§ **Exercise brief**
Transcribe all of the material exactly.

§ **Supplied records**
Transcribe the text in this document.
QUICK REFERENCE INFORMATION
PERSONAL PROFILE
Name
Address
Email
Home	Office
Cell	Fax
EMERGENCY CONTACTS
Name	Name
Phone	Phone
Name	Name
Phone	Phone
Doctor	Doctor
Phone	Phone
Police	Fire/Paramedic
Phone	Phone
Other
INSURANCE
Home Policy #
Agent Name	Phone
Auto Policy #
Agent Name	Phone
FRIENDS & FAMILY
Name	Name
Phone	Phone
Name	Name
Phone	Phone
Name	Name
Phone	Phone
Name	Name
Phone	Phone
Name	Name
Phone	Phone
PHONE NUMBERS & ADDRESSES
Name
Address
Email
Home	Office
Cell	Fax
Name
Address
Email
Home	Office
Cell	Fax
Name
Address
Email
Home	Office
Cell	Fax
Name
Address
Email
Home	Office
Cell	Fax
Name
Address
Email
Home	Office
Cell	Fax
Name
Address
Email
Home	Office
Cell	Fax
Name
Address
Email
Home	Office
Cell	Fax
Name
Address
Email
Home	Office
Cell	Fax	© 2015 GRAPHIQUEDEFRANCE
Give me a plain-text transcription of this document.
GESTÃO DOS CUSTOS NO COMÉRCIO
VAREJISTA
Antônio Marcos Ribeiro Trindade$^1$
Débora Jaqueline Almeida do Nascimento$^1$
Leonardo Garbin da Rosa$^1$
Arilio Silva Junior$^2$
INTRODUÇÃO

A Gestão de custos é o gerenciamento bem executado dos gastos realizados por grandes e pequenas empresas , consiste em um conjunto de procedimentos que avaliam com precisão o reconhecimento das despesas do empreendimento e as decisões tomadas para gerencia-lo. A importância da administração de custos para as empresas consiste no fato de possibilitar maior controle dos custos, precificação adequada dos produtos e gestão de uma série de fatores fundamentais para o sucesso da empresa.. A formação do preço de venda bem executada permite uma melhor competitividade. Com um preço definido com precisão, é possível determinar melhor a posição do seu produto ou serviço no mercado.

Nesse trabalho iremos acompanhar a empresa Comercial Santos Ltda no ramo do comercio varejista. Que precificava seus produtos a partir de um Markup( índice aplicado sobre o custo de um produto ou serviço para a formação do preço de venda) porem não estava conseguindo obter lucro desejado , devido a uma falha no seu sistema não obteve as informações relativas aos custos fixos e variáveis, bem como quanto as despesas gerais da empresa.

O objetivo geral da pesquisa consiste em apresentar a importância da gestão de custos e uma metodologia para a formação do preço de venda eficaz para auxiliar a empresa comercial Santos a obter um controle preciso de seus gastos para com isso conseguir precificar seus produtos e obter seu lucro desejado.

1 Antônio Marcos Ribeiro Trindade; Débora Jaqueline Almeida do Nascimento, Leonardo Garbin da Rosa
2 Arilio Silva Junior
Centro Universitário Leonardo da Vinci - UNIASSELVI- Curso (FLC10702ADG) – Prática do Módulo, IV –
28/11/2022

§ **Response to the task**
Transcribe the text in this document.
QUICK REFERENCE INFORMATION
PERSONAL PROFILE
Name
Address
Email
Home	Office
Cell	Fax
EMERGENCY CONTACTS
Name	Name
Phone	Phone
Name	Name
Phone	Phone
Doctor	Doctor
Phone	Phone
Police	Fire/Paramedic
Phone	Phone
Other
INSURANCE
Home Policy #
Agent Name	Phone
Auto Policy #
Agent Name	Phone
FRIENDS & FAMILY
Name	Name
Phone	Phone
Name	Name
Phone	Phone
Name	Name
Phone	Phone
Name	Name
Phone	Phone
Name	Name
Phone	Phone
PHONE NUMBERS & ADDRESSES
Name
Address
Email
Home	Office
Cell	Fax
Name
Address
Email
Home	Office
Cell	Fax
Name
Address
Email
Home	Office
Cell	Fax
Name
Address
Email
Home	Office
Cell	Fax
Name
Address
Email
Home	Office
Cell	Fax
Name
Address
Email
Home	Office
Cell	Fax
Name
Address
Email
Home	Office
Cell	Fax
Name
Address
Email
Home	Office
Cell	Fax	© 2015 GRAPHIQUEDEFRANCE
Give me a plain-text transcription of this document.
GESTÃO DOS CUSTOS NO COMÉRCIO
VAREJISTA
Antônio Marcos Ribeiro Trindade$^1$
Débora Jaqueline Almeida do Nascimento$^1$
Leonardo Garbin da Rosa$^1$
Arilio Silva Junior$^2$
INTRODUÇÃO

A Gestão de custos é o gerenciamento bem executado dos gastos realizados por grandes e pequenas empresas , consiste em um conjunto de procedimentos que avaliam com precisão o reconhecimento das despesas do empreendimento e as decisões tomadas para gerencia-lo. A importância da administração de custos para as empresas consiste no fato de possibilitar maior controle dos custos, precificação adequada dos produtos e gestão de uma série de fatores fundamentais para o sucesso da empresa.. A formação do preço de venda bem executada permite uma melhor competitividade. Com um preço definido com precisão, é possível determinar melhor a posição do seu produto ou serviço no mercado.

Nesse trabalho iremos acompanhar a empresa Comercial Santos Ltda no ramo do comercio varejista. Que precificava seus produtos a partir de um Markup( índice aplicado sobre o custo de um produto ou serviço para a formação do preço de venda) porem não estava conseguindo obter lucro desejado , devido a uma falha no seu sistema não obteve as informações relativas aos custos fixos e variáveis, bem como quanto as despesas gerais da empresa.

O objetivo geral da pesquisa consiste em apresentar a importância da gestão de custos e uma metodologia para a formação do preço de venda eficaz para auxiliar a empresa comercial Santos a obter um controle preciso de seus gastos para com isso conseguir precificar seus produtos e obter seu lucro desejado.

1 Antônio Marcos Ribeiro Trindade; Débora Jaqueline Almeida do Nascimento, Leonardo Garbin da Rosa
2 Arilio Silva Junior
Centro Universitário Leonardo da Vinci - UNIASSELVI- Curso (FLC10702ADG) – Prática do Módulo, IV –
28/11/2022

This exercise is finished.